_Directions for this task_. Count the lines in the data below where the string "ylabel" occurs, please, and give the number alone.

_Records provided_.
## Start
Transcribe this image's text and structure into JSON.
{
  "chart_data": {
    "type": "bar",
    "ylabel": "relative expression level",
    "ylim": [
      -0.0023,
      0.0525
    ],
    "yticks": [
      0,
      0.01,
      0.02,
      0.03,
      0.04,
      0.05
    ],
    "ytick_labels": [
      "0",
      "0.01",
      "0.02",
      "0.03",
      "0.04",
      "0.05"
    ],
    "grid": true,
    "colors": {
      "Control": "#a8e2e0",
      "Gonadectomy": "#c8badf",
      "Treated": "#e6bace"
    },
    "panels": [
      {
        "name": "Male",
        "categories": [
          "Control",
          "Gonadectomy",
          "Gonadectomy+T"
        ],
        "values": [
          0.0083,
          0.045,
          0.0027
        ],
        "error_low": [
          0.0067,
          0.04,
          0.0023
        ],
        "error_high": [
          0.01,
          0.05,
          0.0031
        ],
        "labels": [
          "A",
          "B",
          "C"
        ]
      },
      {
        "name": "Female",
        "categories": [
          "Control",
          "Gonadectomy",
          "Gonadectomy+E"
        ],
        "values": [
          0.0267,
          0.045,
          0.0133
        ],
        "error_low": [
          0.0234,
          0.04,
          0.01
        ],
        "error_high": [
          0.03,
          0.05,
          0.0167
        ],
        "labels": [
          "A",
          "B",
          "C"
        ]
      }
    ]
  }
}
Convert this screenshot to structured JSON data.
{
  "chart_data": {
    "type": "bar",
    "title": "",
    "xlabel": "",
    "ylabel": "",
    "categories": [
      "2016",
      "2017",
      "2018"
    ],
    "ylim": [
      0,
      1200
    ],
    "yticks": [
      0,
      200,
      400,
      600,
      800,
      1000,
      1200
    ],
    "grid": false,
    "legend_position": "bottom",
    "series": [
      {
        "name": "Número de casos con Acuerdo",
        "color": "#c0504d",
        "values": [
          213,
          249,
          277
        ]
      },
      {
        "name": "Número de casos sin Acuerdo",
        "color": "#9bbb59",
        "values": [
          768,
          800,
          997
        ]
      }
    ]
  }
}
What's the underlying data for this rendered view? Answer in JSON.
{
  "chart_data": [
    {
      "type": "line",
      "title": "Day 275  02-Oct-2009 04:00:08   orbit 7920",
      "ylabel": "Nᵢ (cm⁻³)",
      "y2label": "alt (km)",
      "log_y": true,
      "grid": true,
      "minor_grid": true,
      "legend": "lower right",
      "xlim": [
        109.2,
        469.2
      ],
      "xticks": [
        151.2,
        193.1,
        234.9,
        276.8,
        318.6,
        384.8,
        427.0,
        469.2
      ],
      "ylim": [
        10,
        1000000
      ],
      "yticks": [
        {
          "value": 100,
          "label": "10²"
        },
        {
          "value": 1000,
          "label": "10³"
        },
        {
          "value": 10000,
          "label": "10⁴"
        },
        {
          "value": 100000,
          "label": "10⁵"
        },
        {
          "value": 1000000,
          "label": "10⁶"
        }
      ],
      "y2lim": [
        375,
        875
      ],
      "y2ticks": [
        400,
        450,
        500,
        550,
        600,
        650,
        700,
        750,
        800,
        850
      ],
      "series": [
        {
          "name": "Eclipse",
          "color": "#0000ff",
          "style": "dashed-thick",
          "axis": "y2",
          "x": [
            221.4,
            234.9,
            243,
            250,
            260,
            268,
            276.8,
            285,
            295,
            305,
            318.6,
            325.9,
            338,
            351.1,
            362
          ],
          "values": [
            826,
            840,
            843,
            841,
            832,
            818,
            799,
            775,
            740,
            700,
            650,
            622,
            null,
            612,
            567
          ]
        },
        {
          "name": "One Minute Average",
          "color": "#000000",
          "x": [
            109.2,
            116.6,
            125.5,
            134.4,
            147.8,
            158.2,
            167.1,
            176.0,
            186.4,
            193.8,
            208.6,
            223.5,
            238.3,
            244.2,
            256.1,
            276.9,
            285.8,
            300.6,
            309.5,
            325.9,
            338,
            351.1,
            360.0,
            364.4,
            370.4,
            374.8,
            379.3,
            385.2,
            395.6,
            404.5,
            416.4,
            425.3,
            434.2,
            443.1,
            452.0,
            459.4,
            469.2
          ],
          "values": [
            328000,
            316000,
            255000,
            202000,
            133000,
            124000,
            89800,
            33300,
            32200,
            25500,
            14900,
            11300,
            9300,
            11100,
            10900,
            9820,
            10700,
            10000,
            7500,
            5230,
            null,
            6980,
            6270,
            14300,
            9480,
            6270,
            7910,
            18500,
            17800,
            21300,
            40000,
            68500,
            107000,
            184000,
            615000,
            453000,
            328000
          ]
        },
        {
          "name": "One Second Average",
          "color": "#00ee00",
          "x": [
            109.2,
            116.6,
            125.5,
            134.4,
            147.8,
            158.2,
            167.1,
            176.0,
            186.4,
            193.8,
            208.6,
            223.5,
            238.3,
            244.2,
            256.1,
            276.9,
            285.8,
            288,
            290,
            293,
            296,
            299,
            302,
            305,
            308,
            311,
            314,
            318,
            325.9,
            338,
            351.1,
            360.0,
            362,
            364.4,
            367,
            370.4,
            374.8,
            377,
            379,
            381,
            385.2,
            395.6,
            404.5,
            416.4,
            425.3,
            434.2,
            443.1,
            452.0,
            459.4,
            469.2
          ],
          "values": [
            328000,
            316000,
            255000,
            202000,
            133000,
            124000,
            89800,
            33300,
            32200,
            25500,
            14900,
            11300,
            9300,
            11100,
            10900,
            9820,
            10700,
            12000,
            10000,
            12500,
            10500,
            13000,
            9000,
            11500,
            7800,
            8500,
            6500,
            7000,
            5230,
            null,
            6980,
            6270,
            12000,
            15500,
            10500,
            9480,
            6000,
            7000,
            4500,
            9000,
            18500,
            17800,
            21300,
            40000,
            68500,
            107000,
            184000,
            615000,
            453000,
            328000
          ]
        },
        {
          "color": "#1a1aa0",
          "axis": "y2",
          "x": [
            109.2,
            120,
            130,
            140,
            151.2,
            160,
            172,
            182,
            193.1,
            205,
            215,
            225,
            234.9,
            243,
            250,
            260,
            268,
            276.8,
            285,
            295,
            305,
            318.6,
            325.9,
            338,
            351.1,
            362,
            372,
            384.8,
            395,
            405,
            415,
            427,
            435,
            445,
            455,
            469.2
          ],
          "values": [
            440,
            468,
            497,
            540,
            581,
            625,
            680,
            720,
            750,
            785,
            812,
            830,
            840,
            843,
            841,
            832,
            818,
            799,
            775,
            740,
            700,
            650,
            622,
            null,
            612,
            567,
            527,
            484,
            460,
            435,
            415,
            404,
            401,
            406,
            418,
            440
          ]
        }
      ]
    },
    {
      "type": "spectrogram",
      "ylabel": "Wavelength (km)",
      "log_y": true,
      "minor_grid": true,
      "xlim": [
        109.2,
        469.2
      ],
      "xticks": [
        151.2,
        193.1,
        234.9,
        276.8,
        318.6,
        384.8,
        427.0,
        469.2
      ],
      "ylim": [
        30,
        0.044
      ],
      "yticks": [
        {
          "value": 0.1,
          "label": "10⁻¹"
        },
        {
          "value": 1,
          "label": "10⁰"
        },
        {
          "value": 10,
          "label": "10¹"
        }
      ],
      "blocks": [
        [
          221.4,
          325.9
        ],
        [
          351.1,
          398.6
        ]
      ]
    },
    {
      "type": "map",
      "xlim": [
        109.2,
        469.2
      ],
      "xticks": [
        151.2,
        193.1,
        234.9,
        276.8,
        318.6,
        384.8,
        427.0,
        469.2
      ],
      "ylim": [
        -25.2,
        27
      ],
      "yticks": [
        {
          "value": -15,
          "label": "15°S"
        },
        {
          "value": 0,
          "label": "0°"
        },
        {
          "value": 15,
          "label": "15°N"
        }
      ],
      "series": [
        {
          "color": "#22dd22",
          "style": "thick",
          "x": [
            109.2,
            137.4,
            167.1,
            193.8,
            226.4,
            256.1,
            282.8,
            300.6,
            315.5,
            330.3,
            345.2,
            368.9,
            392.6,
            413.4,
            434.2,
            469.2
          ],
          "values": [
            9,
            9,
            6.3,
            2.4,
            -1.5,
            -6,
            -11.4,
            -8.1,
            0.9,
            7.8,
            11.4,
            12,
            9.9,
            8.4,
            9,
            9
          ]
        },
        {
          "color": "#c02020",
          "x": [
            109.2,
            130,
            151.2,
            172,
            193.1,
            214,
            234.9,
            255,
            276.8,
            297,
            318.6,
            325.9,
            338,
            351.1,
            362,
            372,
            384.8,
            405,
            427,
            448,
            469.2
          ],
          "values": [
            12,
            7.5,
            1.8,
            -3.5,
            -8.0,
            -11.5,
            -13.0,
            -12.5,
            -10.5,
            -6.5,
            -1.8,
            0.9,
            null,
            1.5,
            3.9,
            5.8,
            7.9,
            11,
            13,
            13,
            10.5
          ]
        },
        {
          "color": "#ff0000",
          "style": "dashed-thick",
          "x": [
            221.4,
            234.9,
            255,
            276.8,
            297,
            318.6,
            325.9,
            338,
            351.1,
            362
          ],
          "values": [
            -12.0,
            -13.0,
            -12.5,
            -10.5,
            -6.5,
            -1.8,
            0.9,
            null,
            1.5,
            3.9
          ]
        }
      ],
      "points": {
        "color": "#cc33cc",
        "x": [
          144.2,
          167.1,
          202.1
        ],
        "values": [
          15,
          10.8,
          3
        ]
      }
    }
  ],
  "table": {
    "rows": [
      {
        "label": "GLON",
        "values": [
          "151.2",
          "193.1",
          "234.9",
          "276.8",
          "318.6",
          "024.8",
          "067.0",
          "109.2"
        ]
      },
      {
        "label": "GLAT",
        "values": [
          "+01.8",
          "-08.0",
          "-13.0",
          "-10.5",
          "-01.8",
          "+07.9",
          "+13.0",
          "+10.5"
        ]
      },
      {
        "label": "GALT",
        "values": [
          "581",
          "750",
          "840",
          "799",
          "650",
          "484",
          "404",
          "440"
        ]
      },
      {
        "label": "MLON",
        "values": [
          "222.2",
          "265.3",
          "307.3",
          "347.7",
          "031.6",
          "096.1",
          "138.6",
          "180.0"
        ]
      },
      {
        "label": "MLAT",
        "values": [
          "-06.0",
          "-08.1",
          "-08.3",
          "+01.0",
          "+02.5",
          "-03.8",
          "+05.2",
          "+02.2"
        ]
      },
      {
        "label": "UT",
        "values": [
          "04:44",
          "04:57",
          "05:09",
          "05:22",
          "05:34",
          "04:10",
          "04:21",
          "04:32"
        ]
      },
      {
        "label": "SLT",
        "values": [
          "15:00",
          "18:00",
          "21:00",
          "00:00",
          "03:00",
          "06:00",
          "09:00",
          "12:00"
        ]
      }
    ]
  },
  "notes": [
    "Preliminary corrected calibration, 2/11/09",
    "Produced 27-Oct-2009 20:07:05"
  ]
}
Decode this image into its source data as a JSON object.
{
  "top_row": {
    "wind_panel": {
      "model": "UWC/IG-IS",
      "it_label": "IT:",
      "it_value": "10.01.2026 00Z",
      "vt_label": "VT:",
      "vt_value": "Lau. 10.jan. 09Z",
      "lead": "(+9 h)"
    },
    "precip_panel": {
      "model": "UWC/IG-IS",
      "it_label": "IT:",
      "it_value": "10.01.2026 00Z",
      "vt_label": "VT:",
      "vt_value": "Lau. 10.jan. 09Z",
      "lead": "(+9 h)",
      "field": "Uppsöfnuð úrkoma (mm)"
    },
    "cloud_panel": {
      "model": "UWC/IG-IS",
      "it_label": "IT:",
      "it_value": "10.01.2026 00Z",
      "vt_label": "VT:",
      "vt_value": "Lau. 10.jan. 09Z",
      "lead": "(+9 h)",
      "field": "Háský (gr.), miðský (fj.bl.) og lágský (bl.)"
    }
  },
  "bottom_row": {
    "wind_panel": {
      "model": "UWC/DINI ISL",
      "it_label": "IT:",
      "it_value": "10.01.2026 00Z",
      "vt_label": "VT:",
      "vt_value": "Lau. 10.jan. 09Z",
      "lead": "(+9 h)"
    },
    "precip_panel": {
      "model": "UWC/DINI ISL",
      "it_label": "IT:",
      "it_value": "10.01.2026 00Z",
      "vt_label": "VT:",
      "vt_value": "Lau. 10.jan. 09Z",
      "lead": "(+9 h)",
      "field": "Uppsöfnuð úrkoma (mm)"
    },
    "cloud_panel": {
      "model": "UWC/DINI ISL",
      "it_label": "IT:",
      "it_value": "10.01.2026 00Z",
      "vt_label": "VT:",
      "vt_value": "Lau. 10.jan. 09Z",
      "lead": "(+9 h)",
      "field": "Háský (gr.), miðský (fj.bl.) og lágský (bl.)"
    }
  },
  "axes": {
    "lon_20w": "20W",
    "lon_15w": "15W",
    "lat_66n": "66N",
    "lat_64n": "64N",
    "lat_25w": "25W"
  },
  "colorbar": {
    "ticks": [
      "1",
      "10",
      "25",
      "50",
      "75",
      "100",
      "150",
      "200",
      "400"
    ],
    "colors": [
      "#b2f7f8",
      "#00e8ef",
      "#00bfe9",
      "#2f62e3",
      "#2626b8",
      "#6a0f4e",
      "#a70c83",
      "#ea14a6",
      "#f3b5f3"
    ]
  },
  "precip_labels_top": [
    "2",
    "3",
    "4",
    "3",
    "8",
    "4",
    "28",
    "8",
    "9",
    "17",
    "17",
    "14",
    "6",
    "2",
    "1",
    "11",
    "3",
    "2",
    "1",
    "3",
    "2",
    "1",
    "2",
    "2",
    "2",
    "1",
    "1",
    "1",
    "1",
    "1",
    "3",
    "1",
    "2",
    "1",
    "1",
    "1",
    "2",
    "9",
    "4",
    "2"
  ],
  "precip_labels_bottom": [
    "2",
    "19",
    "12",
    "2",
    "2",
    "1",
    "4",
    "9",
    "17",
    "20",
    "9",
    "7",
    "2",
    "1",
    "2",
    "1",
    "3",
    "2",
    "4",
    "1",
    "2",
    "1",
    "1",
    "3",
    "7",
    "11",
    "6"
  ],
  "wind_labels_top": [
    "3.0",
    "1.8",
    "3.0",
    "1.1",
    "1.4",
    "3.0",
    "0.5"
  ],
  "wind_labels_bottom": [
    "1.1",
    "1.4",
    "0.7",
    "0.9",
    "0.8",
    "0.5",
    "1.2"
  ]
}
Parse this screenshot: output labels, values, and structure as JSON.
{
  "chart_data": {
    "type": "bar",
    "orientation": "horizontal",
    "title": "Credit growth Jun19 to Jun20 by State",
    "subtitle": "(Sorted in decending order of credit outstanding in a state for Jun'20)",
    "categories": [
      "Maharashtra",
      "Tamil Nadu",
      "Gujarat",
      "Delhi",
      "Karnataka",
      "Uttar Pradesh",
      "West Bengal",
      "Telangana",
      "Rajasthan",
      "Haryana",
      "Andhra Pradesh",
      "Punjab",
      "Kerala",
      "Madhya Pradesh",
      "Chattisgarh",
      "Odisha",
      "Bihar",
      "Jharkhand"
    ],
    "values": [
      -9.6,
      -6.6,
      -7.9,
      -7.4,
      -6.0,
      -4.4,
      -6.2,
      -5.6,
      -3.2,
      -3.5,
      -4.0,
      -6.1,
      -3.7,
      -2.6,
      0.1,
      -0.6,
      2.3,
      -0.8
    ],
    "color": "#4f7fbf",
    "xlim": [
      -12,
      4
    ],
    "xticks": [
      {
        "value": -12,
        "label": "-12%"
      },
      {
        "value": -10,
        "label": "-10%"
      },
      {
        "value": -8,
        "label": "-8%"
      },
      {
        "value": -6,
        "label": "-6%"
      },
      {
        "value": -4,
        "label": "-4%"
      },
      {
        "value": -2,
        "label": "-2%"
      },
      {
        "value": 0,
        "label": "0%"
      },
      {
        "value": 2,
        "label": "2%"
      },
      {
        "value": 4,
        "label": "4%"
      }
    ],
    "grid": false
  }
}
## End
_Expected answer_. 4